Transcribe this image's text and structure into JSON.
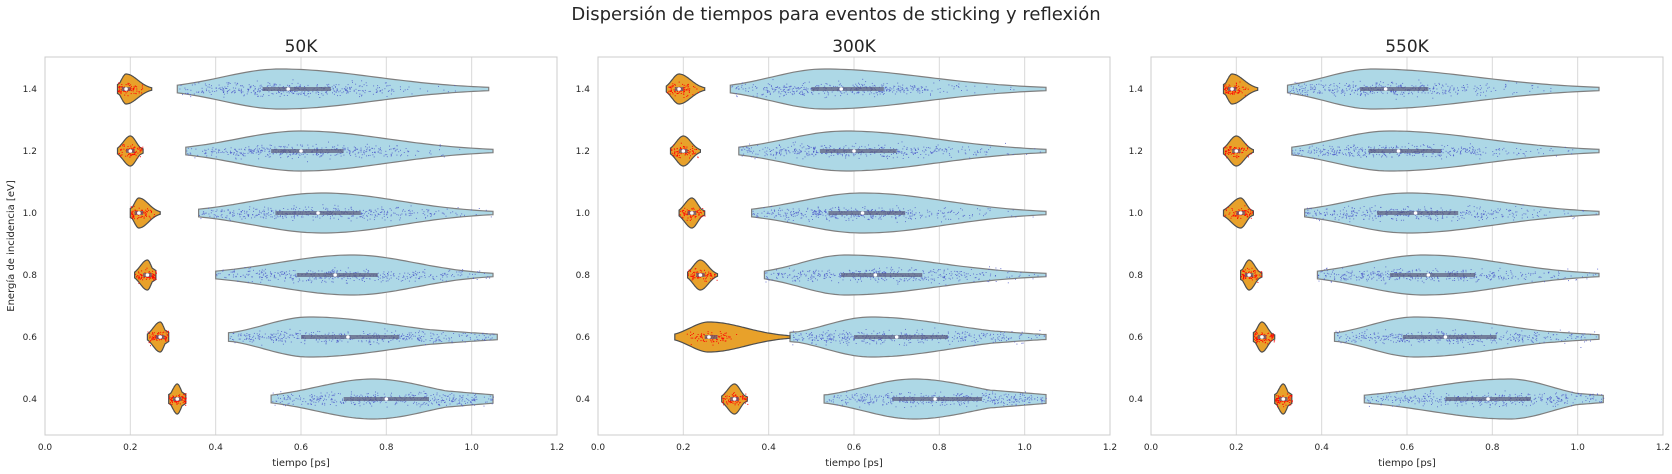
{
  "figure": {
    "title": "Dispersión de tiempos para eventos de sticking y reflexión",
    "colors": {
      "reflection_fill": "#add8e6",
      "reflection_edge": "#7f7f7f",
      "reflection_points": "#4a55c8",
      "sticking_fill": "#e8a12a",
      "sticking_edge": "#4d4d4d",
      "sticking_points": "#ff0000",
      "grid": "#d9d9d9",
      "box": "#5a5a7a"
    }
  },
  "chart_data": [
    {
      "type": "violin",
      "title": "50K",
      "xlabel": "tiempo [ps]",
      "ylabel": "Energía de incidencia [eV]",
      "xlim": [
        0.0,
        1.2
      ],
      "xticks": [
        "0.0",
        "0.2",
        "0.4",
        "0.6",
        "0.8",
        "1.0",
        "1.2"
      ],
      "categories": [
        "1.4",
        "1.2",
        "1.0",
        "0.8",
        "0.6",
        "0.4"
      ],
      "grid": "vertical",
      "series": [
        {
          "kind": "reflection",
          "values": [
            {
              "energy": "1.4",
              "min": 0.31,
              "q1": 0.51,
              "median": 0.57,
              "q3": 0.67,
              "max": 1.04,
              "peak": 0.55
            },
            {
              "energy": "1.2",
              "min": 0.33,
              "q1": 0.53,
              "median": 0.6,
              "q3": 0.7,
              "max": 1.05,
              "peak": 0.6
            },
            {
              "energy": "1.0",
              "min": 0.36,
              "q1": 0.54,
              "median": 0.64,
              "q3": 0.74,
              "max": 1.05,
              "peak": 0.65
            },
            {
              "energy": "0.8",
              "min": 0.4,
              "q1": 0.59,
              "median": 0.68,
              "q3": 0.78,
              "max": 1.05,
              "peak": 0.72
            },
            {
              "energy": "0.6",
              "min": 0.43,
              "q1": 0.6,
              "median": 0.71,
              "q3": 0.83,
              "max": 1.06,
              "peak": 0.62
            },
            {
              "energy": "0.4",
              "min": 0.53,
              "q1": 0.7,
              "median": 0.8,
              "q3": 0.9,
              "max": 1.05,
              "peak": 0.77
            }
          ]
        },
        {
          "kind": "sticking",
          "values": [
            {
              "energy": "1.4",
              "min": 0.17,
              "q1": 0.18,
              "median": 0.19,
              "q3": 0.2,
              "max": 0.25,
              "peak": 0.19
            },
            {
              "energy": "1.2",
              "min": 0.17,
              "q1": 0.19,
              "median": 0.2,
              "q3": 0.21,
              "max": 0.23,
              "peak": 0.2
            },
            {
              "energy": "1.0",
              "min": 0.2,
              "q1": 0.21,
              "median": 0.22,
              "q3": 0.23,
              "max": 0.27,
              "peak": 0.22
            },
            {
              "energy": "0.8",
              "min": 0.21,
              "q1": 0.23,
              "median": 0.24,
              "q3": 0.25,
              "max": 0.26,
              "peak": 0.24
            },
            {
              "energy": "0.6",
              "min": 0.24,
              "q1": 0.26,
              "median": 0.27,
              "q3": 0.28,
              "max": 0.29,
              "peak": 0.27
            },
            {
              "energy": "0.4",
              "min": 0.29,
              "q1": 0.3,
              "median": 0.31,
              "q3": 0.32,
              "max": 0.33,
              "peak": 0.31
            }
          ]
        }
      ]
    },
    {
      "type": "violin",
      "title": "300K",
      "xlabel": "tiempo [ps]",
      "ylabel": "",
      "xlim": [
        0.0,
        1.2
      ],
      "xticks": [
        "0.0",
        "0.2",
        "0.4",
        "0.6",
        "0.8",
        "1.0",
        "1.2"
      ],
      "categories": [
        "1.4",
        "1.2",
        "1.0",
        "0.8",
        "0.6",
        "0.4"
      ],
      "grid": "vertical",
      "series": [
        {
          "kind": "reflection",
          "values": [
            {
              "energy": "1.4",
              "min": 0.31,
              "q1": 0.5,
              "median": 0.57,
              "q3": 0.67,
              "max": 1.05,
              "peak": 0.53
            },
            {
              "energy": "1.2",
              "min": 0.33,
              "q1": 0.52,
              "median": 0.6,
              "q3": 0.7,
              "max": 1.05,
              "peak": 0.58
            },
            {
              "energy": "1.0",
              "min": 0.36,
              "q1": 0.54,
              "median": 0.62,
              "q3": 0.72,
              "max": 1.05,
              "peak": 0.62
            },
            {
              "energy": "0.8",
              "min": 0.39,
              "q1": 0.57,
              "median": 0.65,
              "q3": 0.76,
              "max": 1.05,
              "peak": 0.58
            },
            {
              "energy": "0.6",
              "min": 0.45,
              "q1": 0.6,
              "median": 0.7,
              "q3": 0.82,
              "max": 1.05,
              "peak": 0.64
            },
            {
              "energy": "0.4",
              "min": 0.53,
              "q1": 0.69,
              "median": 0.79,
              "q3": 0.9,
              "max": 1.05,
              "peak": 0.74
            }
          ]
        },
        {
          "kind": "sticking",
          "values": [
            {
              "energy": "1.4",
              "min": 0.16,
              "q1": 0.18,
              "median": 0.19,
              "q3": 0.2,
              "max": 0.25,
              "peak": 0.19
            },
            {
              "energy": "1.2",
              "min": 0.17,
              "q1": 0.19,
              "median": 0.2,
              "q3": 0.21,
              "max": 0.24,
              "peak": 0.2
            },
            {
              "energy": "1.0",
              "min": 0.19,
              "q1": 0.21,
              "median": 0.22,
              "q3": 0.23,
              "max": 0.25,
              "peak": 0.22
            },
            {
              "energy": "0.8",
              "min": 0.21,
              "q1": 0.23,
              "median": 0.24,
              "q3": 0.25,
              "max": 0.28,
              "peak": 0.24
            },
            {
              "energy": "0.6",
              "min": 0.18,
              "q1": 0.25,
              "median": 0.26,
              "q3": 0.28,
              "max": 0.45,
              "peak": 0.26
            },
            {
              "energy": "0.4",
              "min": 0.29,
              "q1": 0.31,
              "median": 0.32,
              "q3": 0.33,
              "max": 0.35,
              "peak": 0.32
            }
          ]
        }
      ]
    },
    {
      "type": "violin",
      "title": "550K",
      "xlabel": "tiempo [ps]",
      "ylabel": "",
      "xlim": [
        0.0,
        1.2
      ],
      "xticks": [
        "0.0",
        "0.2",
        "0.4",
        "0.6",
        "0.8",
        "1.0",
        "1.2"
      ],
      "categories": [
        "1.4",
        "1.2",
        "1.0",
        "0.8",
        "0.6",
        "0.4"
      ],
      "grid": "vertical",
      "series": [
        {
          "kind": "reflection",
          "values": [
            {
              "energy": "1.4",
              "min": 0.32,
              "q1": 0.49,
              "median": 0.55,
              "q3": 0.65,
              "max": 1.05,
              "peak": 0.52
            },
            {
              "energy": "1.2",
              "min": 0.33,
              "q1": 0.51,
              "median": 0.58,
              "q3": 0.68,
              "max": 1.05,
              "peak": 0.56
            },
            {
              "energy": "1.0",
              "min": 0.36,
              "q1": 0.53,
              "median": 0.62,
              "q3": 0.72,
              "max": 1.05,
              "peak": 0.6
            },
            {
              "energy": "0.8",
              "min": 0.39,
              "q1": 0.56,
              "median": 0.65,
              "q3": 0.76,
              "max": 1.05,
              "peak": 0.64
            },
            {
              "energy": "0.6",
              "min": 0.43,
              "q1": 0.59,
              "median": 0.69,
              "q3": 0.81,
              "max": 1.05,
              "peak": 0.62
            },
            {
              "energy": "0.4",
              "min": 0.5,
              "q1": 0.69,
              "median": 0.79,
              "q3": 0.89,
              "max": 1.06,
              "peak": 0.84
            }
          ]
        },
        {
          "kind": "sticking",
          "values": [
            {
              "energy": "1.4",
              "min": 0.17,
              "q1": 0.18,
              "median": 0.19,
              "q3": 0.2,
              "max": 0.25,
              "peak": 0.19
            },
            {
              "energy": "1.2",
              "min": 0.17,
              "q1": 0.19,
              "median": 0.2,
              "q3": 0.21,
              "max": 0.24,
              "peak": 0.2
            },
            {
              "energy": "1.0",
              "min": 0.17,
              "q1": 0.2,
              "median": 0.21,
              "q3": 0.22,
              "max": 0.24,
              "peak": 0.21
            },
            {
              "energy": "0.8",
              "min": 0.21,
              "q1": 0.22,
              "median": 0.23,
              "q3": 0.24,
              "max": 0.26,
              "peak": 0.23
            },
            {
              "energy": "0.6",
              "min": 0.24,
              "q1": 0.25,
              "median": 0.26,
              "q3": 0.27,
              "max": 0.29,
              "peak": 0.26
            },
            {
              "energy": "0.4",
              "min": 0.29,
              "q1": 0.3,
              "median": 0.31,
              "q3": 0.32,
              "max": 0.33,
              "peak": 0.31
            }
          ]
        }
      ]
    }
  ]
}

◇ ◇ ◇ ◇

**Brief**
Return each line that includes "title".

**Reply**
    "title": "Dispersión de tiempos para eventos de sticking y reflexión",
      "title": "50K",
      "title": "300K",
      "title": "550K",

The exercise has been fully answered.